Problem to work on: Reproduce every line of the records below, character for character.

The data:
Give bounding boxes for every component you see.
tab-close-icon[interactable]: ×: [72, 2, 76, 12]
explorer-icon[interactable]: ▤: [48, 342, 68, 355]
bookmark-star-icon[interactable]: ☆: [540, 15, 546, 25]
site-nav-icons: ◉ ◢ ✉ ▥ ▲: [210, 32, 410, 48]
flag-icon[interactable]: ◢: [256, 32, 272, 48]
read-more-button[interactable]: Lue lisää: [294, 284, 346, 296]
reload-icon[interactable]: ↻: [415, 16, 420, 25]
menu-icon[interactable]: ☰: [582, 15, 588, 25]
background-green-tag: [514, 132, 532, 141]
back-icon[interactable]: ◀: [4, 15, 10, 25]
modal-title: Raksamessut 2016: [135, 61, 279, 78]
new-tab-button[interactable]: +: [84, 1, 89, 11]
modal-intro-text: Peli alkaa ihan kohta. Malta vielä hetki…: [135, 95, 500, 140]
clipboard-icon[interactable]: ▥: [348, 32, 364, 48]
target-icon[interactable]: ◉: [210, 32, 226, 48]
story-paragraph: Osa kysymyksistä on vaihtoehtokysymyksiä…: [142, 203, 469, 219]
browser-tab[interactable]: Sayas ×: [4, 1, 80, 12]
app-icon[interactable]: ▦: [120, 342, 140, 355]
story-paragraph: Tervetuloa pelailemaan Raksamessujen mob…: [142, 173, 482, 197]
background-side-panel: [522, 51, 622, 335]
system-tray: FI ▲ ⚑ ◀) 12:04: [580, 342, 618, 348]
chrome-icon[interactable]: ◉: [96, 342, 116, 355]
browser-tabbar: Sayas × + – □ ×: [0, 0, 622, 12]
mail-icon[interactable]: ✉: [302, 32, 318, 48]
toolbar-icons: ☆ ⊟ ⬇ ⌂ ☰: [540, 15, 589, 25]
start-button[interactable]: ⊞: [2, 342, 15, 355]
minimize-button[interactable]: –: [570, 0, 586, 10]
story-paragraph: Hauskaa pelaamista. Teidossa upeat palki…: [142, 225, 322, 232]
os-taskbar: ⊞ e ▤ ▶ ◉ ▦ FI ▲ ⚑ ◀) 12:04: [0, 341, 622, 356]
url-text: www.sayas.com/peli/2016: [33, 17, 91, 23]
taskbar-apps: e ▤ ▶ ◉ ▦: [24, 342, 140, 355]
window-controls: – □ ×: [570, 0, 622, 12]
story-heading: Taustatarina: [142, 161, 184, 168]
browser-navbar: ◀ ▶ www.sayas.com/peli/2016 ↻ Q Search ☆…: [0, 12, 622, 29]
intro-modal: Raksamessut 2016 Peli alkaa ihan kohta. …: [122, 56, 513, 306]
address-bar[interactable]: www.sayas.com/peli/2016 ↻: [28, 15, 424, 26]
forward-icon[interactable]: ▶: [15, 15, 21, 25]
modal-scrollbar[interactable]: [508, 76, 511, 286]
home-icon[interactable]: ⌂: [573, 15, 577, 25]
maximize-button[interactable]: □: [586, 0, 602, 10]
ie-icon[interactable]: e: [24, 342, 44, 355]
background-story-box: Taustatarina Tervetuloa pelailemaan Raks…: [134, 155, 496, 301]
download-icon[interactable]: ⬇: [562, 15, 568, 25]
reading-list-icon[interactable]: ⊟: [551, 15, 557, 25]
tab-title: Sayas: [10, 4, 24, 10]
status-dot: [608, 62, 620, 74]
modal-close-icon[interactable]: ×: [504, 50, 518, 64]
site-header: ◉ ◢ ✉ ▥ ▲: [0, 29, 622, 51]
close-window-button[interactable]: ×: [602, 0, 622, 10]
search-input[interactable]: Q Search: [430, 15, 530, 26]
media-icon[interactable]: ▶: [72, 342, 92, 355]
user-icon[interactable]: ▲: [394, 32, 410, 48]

Problem solution:
Give bounding boxes for every component you see.
tab-close-icon[interactable]: ×: [72, 2, 76, 12]
explorer-icon[interactable]: ▤: [48, 342, 68, 355]
bookmark-star-icon[interactable]: ☆: [540, 15, 546, 25]
site-nav-icons: ◉ ◢ ✉ ▥ ▲: [210, 32, 410, 48]
flag-icon[interactable]: ◢: [256, 32, 272, 48]
read-more-button[interactable]: Lue lisää: [294, 284, 346, 296]
reload-icon[interactable]: ↻: [415, 16, 420, 25]
menu-icon[interactable]: ☰: [582, 15, 588, 25]
background-green-tag: [514, 132, 532, 141]
back-icon[interactable]: ◀: [4, 15, 10, 25]
modal-title: Raksamessut 2016: [135, 61, 279, 78]
new-tab-button[interactable]: +: [84, 1, 89, 11]
modal-intro-text: Peli alkaa ihan kohta. Malta vielä hetki…: [135, 95, 500, 140]
clipboard-icon[interactable]: ▥: [348, 32, 364, 48]
target-icon[interactable]: ◉: [210, 32, 226, 48]
story-paragraph: Osa kysymyksistä on vaihtoehtokysymyksiä…: [142, 203, 469, 219]
browser-tab[interactable]: Sayas ×: [4, 1, 80, 12]
app-icon[interactable]: ▦: [120, 342, 140, 355]
story-paragraph: Tervetuloa pelailemaan Raksamessujen mob…: [142, 173, 482, 197]
background-side-panel: [522, 51, 622, 335]
system-tray: FI ▲ ⚑ ◀) 12:04: [580, 342, 618, 348]
chrome-icon[interactable]: ◉: [96, 342, 116, 355]
browser-tabbar: Sayas × + – □ ×: [0, 0, 622, 12]
mail-icon[interactable]: ✉: [302, 32, 318, 48]
toolbar-icons: ☆ ⊟ ⬇ ⌂ ☰: [540, 15, 589, 25]
start-button[interactable]: ⊞: [2, 342, 15, 355]
minimize-button[interactable]: –: [570, 0, 586, 10]
story-paragraph: Hauskaa pelaamista. Teidossa upeat palki…: [142, 225, 322, 232]
os-taskbar: ⊞ e ▤ ▶ ◉ ▦ FI ▲ ⚑ ◀) 12:04: [0, 341, 622, 356]
url-text: www.sayas.com/peli/2016: [33, 17, 91, 23]
taskbar-apps: e ▤ ▶ ◉ ▦: [24, 342, 140, 355]
window-controls: – □ ×: [570, 0, 622, 12]
story-heading: Taustatarina: [142, 161, 184, 168]
browser-navbar: ◀ ▶ www.sayas.com/peli/2016 ↻ Q Search ☆…: [0, 12, 622, 29]
intro-modal: Raksamessut 2016 Peli alkaa ihan kohta. …: [122, 56, 513, 306]
address-bar[interactable]: www.sayas.com/peli/2016 ↻: [28, 15, 424, 26]
forward-icon[interactable]: ▶: [15, 15, 21, 25]
modal-scrollbar[interactable]: [508, 76, 511, 286]
home-icon[interactable]: ⌂: [573, 15, 577, 25]
maximize-button[interactable]: □: [586, 0, 602, 10]
ie-icon[interactable]: e: [24, 342, 44, 355]
background-story-box: Taustatarina Tervetuloa pelailemaan Raks…: [134, 155, 496, 301]
download-icon[interactable]: ⬇: [562, 15, 568, 25]
reading-list-icon[interactable]: ⊟: [551, 15, 557, 25]
tab-title: Sayas: [10, 4, 24, 10]
status-dot: [608, 62, 620, 74]
modal-close-icon[interactable]: ×: [504, 50, 518, 64]
site-header: ◉ ◢ ✉ ▥ ▲: [0, 29, 622, 51]
close-window-button[interactable]: ×: [602, 0, 622, 10]
search-input[interactable]: Q Search: [430, 15, 530, 26]
media-icon[interactable]: ▶: [72, 342, 92, 355]
user-icon[interactable]: ▲: [394, 32, 410, 48]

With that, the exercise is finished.